Stated problem: All entries are to be quoted exactly; the images stay out of the copy.

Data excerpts

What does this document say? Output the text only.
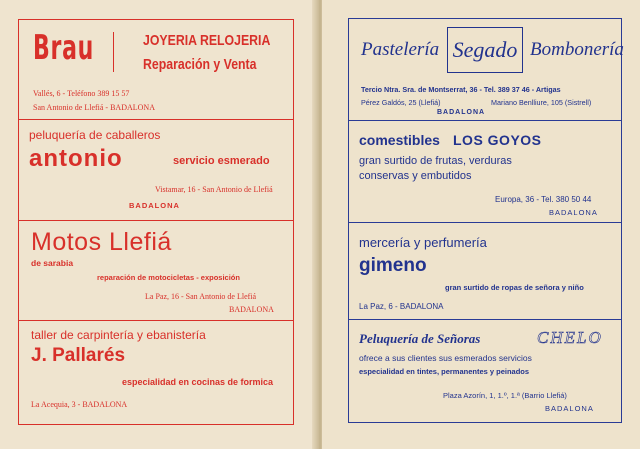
Brau	JOYERIA RELOJERIA
Reparación y Venta
Vallés, 6 - Teléfono 389 15 57
San Antonio de Llefiá - BADALONA
peluquería de caballeros
antonio	servicio esmerado
Vistamar, 16 - San Antonio de Llefiá
BADALONA
Motos Llefiá
de sarabia
reparación de motocicletas - exposición
La Paz, 16 - San Antonio de Llefiá
BADALONA
taller de carpintería y ebanistería
J. Pallarés
especialidad en cocinas de formica
La Acequia, 3 - BADALONA
Pastelería Segado Bombonería
Tercio Ntra. Sra. de Montserrat, 36 - Tel. 389 37 46 - Artigas
Pérez Galdós, 25 (Llefiá)	Mariano Benlliure, 105 (Sistrell)
BADALONA
comestibles LOS GOYOS
gran surtido de frutas, verduras
conservas y embutidos
Europa, 36 - Tel. 380 50 44
BADALONA
mercería y perfumería
gimeno
gran surtido de ropas de señora y niño
La Paz, 6 - BADALONA
Peluquería de Señoras	CHELO
ofrece a sus clientes sus esmerados servicios
especialidad en tintes, permanentes y peinados
Plaza Azorín, 1, 1.º, 1.ª (Barrio Llefiá)
BADALONA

Expected answer:
What does this document say? Output the text only.
Brau	JOYERIA RELOJERIA
Reparación y Venta
Vallés, 6 - Teléfono 389 15 57
San Antonio de Llefiá - BADALONA
peluquería de caballeros
antonio	servicio esmerado
Vistamar, 16 - San Antonio de Llefiá
BADALONA
Motos Llefiá
de sarabia
reparación de motocicletas - exposición
La Paz, 16 - San Antonio de Llefiá
BADALONA
taller de carpintería y ebanistería
J. Pallarés
especialidad en cocinas de formica
La Acequia, 3 - BADALONA
Pastelería Segado Bombonería
Tercio Ntra. Sra. de Montserrat, 36 - Tel. 389 37 46 - Artigas
Pérez Galdós, 25 (Llefiá)	Mariano Benlliure, 105 (Sistrell)
BADALONA
comestibles LOS GOYOS
gran surtido de frutas, verduras
conservas y embutidos
Europa, 36 - Tel. 380 50 44
BADALONA
mercería y perfumería
gimeno
gran surtido de ropas de señora y niño
La Paz, 6 - BADALONA
Peluquería de Señoras	CHELO
ofrece a sus clientes sus esmerados servicios
especialidad en tintes, permanentes y peinados
Plaza Azorín, 1, 1.º, 1.ª (Barrio Llefiá)
BADALONA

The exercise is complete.